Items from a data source
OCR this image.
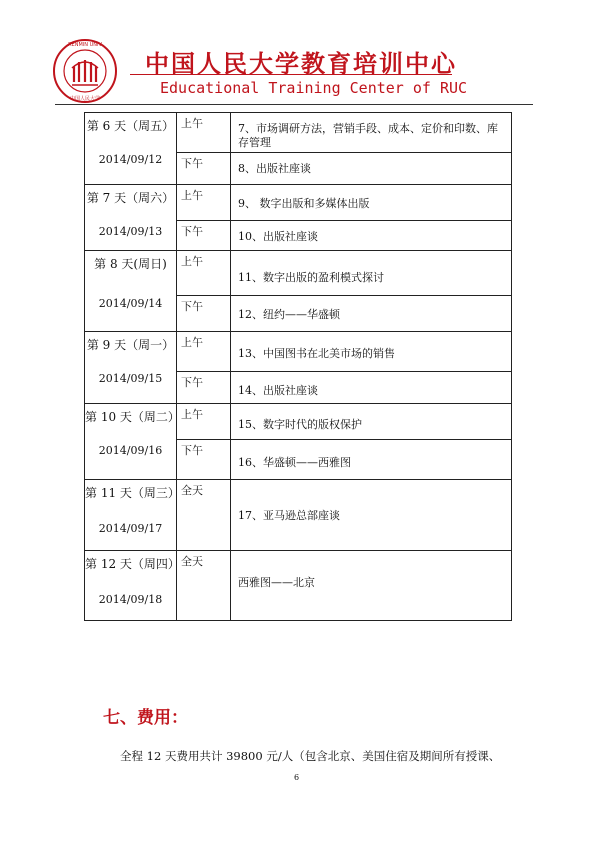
RENMIN UNIV
中国人民大学
中国人民大学教育培训中心
Educational Training Center of RUC
第 6 天（周五）
2014/09/12	上午	7、市场调研方法，营销手段、成本、定价和印数、库存管理
	下午	8、出版社座谈

第 7 天（周六）
2014/09/13	上午	9、 数字出版和多媒体出版
	下午	10、出版社座谈

第 8 天(周日)
2014/09/14	上午	11、数字出版的盈利模式探讨
	下午	12、纽约——华盛顿

第 9 天（周一）
2014/09/15	上午	13、中国图书在北美市场的销售
	下午	14、出版社座谈

第 10 天（周二）
2014/09/16	上午	15、数字时代的版权保护
	下午	16、华盛顿——西雅图

第 11 天（周三）
2014/09/17	全天	17、亚马逊总部座谈

第 12 天（周四）
2014/09/18	全天	西雅图——北京
七、费用：
全程 12 天费用共计 39800 元/人（包含北京、美国住宿及期间所有授课、
6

Problem to solve: Leave every image out, and retype the material exactly.

Output:
OCR this image.
RENMIN UNIV
中国人民大学
中国人民大学教育培训中心
Educational Training Center of RUC
第 6 天（周五）
2014/09/12	上午	7、市场调研方法，营销手段、成本、定价和印数、库存管理
	下午	8、出版社座谈

第 7 天（周六）
2014/09/13	上午	9、 数字出版和多媒体出版
	下午	10、出版社座谈

第 8 天(周日)
2014/09/14	上午	11、数字出版的盈利模式探讨
	下午	12、纽约——华盛顿

第 9 天（周一）
2014/09/15	上午	13、中国图书在北美市场的销售
	下午	14、出版社座谈

第 10 天（周二）
2014/09/16	上午	15、数字时代的版权保护
	下午	16、华盛顿——西雅图

第 11 天（周三）
2014/09/17	全天	17、亚马逊总部座谈

第 12 天（周四）
2014/09/18	全天	西雅图——北京
七、费用：
全程 12 天费用共计 39800 元/人（包含北京、美国住宿及期间所有授课、
6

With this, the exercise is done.